→ **WHAT THIS TASK INVOLVES**
Rename "Bar" to "Bar segment" throughout the lines starting with the line containing "Text: 65 to" and going on through the line containing "Bar: [703, 141, 821, 161]", and leave everything else as it is. Return only those lines.

[Labeled region entries]
"""
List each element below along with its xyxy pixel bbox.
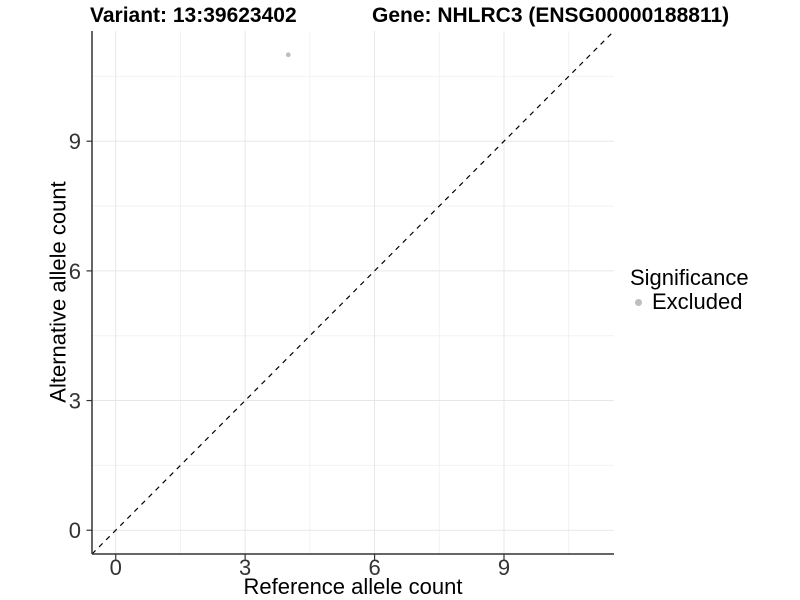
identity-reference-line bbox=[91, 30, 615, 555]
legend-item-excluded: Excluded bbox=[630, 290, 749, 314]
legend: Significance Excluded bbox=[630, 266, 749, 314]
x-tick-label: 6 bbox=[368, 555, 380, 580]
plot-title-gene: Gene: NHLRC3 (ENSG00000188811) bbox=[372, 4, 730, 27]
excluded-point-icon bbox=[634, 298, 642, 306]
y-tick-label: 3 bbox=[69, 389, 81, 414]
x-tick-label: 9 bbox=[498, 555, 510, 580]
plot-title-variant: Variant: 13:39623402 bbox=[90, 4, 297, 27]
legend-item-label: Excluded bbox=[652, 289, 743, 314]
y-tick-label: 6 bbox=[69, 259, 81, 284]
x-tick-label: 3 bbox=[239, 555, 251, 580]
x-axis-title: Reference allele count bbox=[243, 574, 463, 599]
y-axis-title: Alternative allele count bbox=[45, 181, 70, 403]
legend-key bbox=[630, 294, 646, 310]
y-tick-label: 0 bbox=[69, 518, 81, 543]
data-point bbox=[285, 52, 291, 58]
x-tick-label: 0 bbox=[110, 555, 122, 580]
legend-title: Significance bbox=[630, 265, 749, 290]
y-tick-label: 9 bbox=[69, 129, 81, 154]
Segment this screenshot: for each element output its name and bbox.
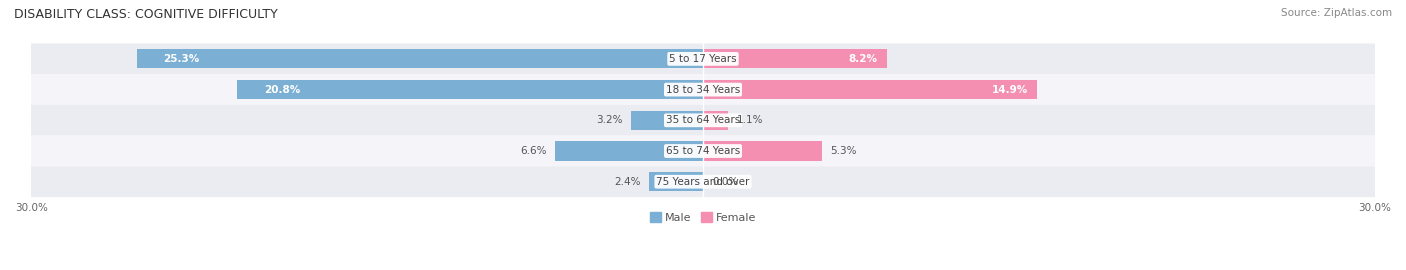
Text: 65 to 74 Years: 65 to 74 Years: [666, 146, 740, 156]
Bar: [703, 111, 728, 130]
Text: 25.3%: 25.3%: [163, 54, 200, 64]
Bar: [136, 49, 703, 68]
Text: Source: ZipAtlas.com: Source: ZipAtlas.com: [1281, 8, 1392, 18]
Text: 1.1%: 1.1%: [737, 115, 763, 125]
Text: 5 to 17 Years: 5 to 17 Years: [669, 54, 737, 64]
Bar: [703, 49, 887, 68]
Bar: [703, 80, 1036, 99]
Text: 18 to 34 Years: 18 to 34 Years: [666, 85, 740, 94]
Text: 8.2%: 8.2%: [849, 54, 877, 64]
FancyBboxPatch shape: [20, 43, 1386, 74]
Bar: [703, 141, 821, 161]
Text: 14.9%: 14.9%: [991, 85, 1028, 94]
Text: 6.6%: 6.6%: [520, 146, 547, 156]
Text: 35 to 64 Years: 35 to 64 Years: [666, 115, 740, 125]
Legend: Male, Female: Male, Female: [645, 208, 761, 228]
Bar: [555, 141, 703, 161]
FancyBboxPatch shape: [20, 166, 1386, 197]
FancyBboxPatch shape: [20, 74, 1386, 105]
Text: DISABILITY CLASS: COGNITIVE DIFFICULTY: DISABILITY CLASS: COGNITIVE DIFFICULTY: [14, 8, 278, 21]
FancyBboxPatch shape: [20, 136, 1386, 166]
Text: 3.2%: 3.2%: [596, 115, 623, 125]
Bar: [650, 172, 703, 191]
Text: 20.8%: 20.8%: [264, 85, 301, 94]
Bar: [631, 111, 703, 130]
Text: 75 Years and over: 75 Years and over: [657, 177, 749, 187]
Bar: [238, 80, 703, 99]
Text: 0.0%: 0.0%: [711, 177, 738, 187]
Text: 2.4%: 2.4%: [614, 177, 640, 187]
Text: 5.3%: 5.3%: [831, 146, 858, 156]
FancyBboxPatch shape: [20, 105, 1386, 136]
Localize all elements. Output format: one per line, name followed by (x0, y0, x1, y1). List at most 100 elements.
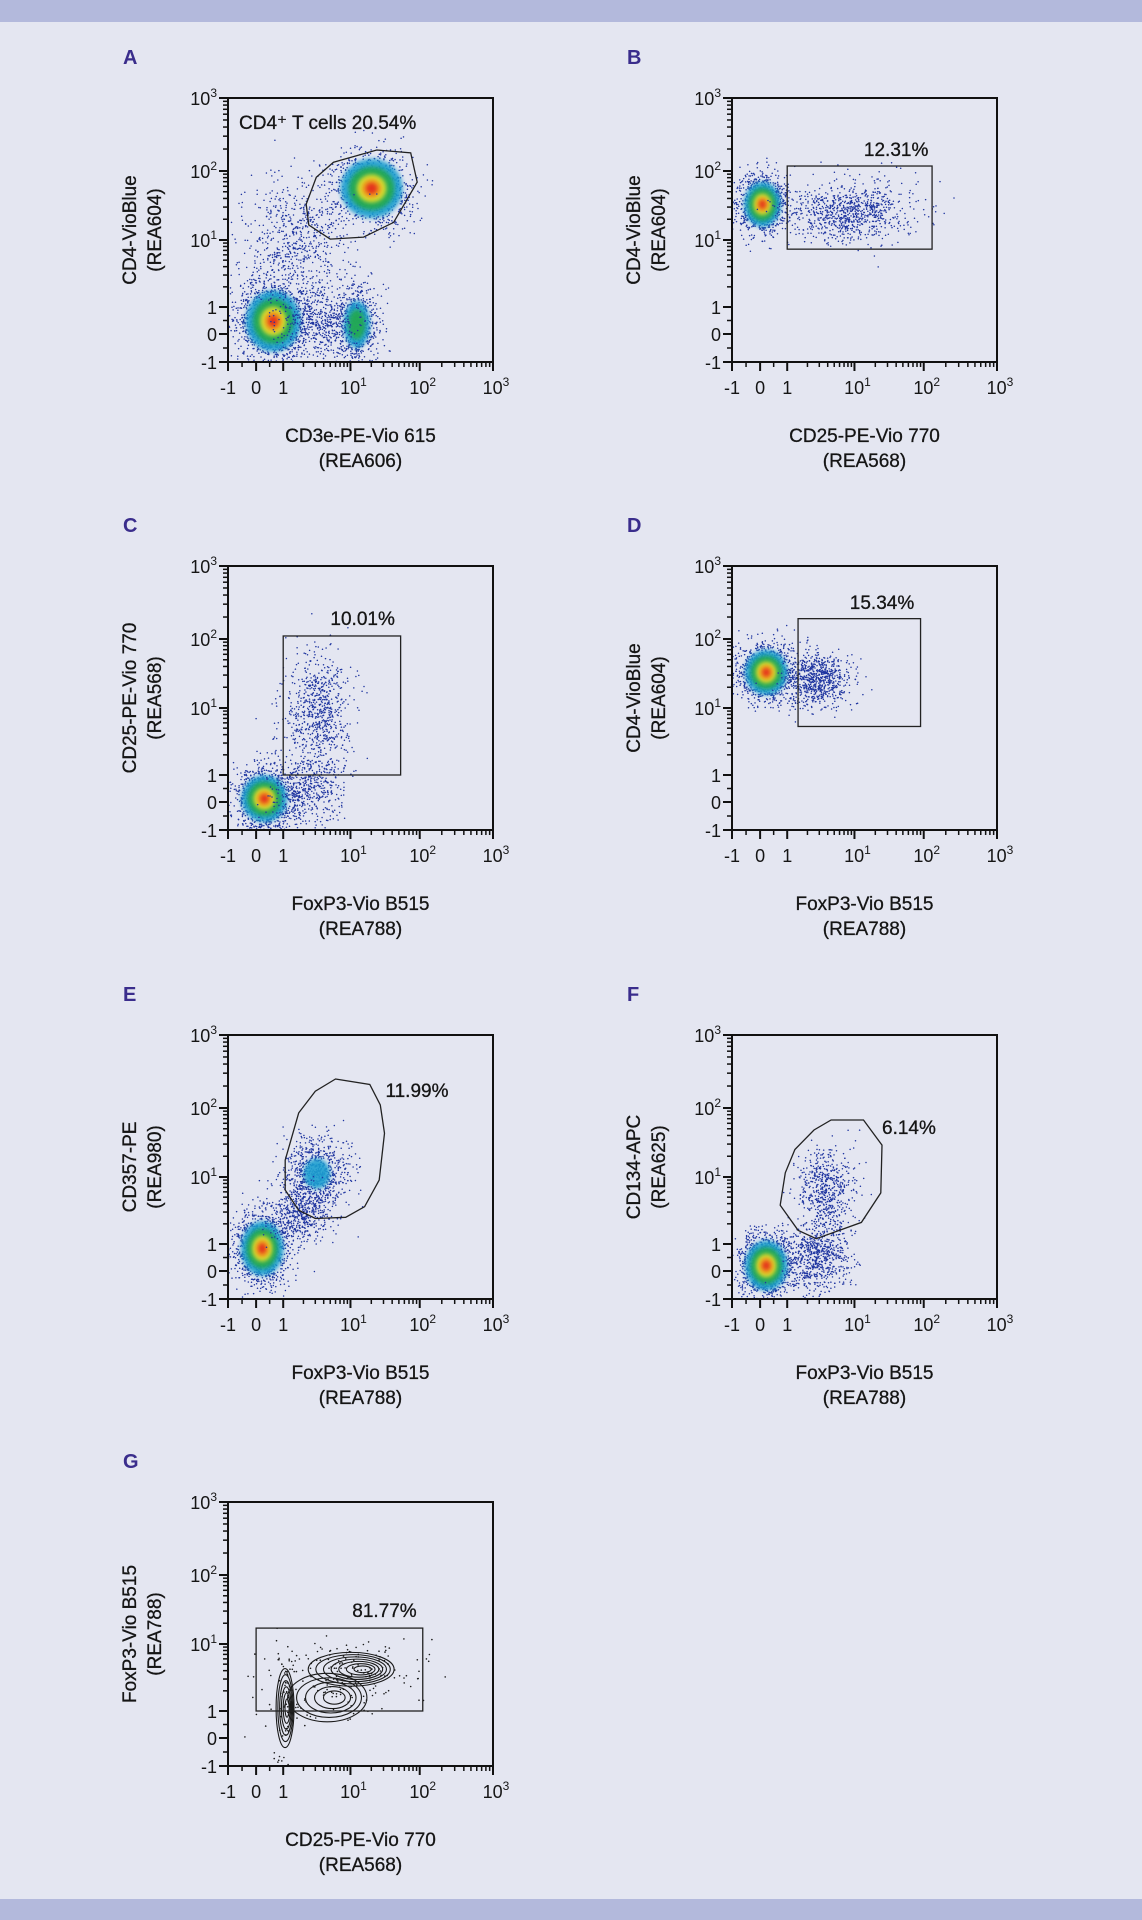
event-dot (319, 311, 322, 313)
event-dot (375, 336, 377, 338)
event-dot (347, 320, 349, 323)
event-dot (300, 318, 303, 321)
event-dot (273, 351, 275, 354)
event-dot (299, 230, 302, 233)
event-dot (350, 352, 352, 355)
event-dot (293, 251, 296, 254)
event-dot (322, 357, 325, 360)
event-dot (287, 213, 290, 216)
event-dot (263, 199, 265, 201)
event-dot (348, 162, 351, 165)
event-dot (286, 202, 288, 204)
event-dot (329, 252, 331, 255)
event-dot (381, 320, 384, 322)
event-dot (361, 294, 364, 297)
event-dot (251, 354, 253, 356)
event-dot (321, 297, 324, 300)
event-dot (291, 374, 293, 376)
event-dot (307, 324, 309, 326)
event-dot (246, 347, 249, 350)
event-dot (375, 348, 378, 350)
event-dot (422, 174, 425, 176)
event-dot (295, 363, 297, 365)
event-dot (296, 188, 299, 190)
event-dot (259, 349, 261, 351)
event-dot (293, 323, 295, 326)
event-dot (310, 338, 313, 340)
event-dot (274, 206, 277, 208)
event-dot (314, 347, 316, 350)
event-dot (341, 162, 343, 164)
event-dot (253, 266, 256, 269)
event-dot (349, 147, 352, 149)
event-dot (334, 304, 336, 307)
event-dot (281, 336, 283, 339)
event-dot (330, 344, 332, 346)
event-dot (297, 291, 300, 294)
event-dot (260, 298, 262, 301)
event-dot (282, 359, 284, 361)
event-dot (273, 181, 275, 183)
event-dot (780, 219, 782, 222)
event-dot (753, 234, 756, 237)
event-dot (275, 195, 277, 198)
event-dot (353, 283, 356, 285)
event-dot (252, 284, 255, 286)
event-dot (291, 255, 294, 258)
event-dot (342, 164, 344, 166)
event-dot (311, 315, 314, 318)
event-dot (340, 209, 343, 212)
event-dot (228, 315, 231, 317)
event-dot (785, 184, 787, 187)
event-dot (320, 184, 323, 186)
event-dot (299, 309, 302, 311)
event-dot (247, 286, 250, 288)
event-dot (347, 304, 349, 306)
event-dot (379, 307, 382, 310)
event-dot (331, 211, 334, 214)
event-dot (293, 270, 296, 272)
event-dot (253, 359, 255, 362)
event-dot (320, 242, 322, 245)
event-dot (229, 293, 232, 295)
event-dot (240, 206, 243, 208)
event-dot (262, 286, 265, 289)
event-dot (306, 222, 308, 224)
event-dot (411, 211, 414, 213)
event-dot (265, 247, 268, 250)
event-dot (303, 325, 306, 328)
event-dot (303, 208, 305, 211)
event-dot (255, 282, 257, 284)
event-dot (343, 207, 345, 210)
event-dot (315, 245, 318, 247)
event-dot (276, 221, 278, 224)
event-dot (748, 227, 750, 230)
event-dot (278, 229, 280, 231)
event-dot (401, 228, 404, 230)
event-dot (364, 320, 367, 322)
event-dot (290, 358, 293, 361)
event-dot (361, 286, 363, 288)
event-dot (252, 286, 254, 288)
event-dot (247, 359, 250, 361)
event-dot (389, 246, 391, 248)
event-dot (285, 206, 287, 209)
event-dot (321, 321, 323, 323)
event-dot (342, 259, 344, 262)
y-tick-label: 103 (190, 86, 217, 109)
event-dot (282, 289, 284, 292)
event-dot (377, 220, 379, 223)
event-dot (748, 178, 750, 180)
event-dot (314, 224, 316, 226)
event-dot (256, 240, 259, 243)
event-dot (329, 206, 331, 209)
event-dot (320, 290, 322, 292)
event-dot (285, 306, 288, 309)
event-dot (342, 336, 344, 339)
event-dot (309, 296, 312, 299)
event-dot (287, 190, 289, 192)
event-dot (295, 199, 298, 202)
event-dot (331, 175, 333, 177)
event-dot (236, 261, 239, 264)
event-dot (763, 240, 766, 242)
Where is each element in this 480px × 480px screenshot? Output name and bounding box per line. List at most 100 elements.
"""
→ **RESPONSE TO THIS EXERCISE**
Text: 65 to 74 Years: 65 to 74 Years: [666, 146, 740, 156]
Bar segment: [703, 111, 728, 130]
Text: 25.3%: 25.3%: [163, 54, 200, 64]
Bar segment: [136, 49, 703, 68]
Text: Source: ZipAtlas.com: Source: ZipAtlas.com: [1281, 8, 1392, 18]
Text: 1.1%: 1.1%: [737, 115, 763, 125]
Text: 5 to 17 Years: 5 to 17 Years: [669, 54, 737, 64]
Bar segment: [703, 49, 887, 68]
Bar segment: [703, 80, 1036, 99]
Text: 18 to 34 Years: 18 to 34 Years: [666, 85, 740, 94]
Text: 8.2%: 8.2%: [849, 54, 877, 64]
FancyBboxPatch shape: [20, 43, 1386, 74]
Bar segment: [703, 141, 821, 161]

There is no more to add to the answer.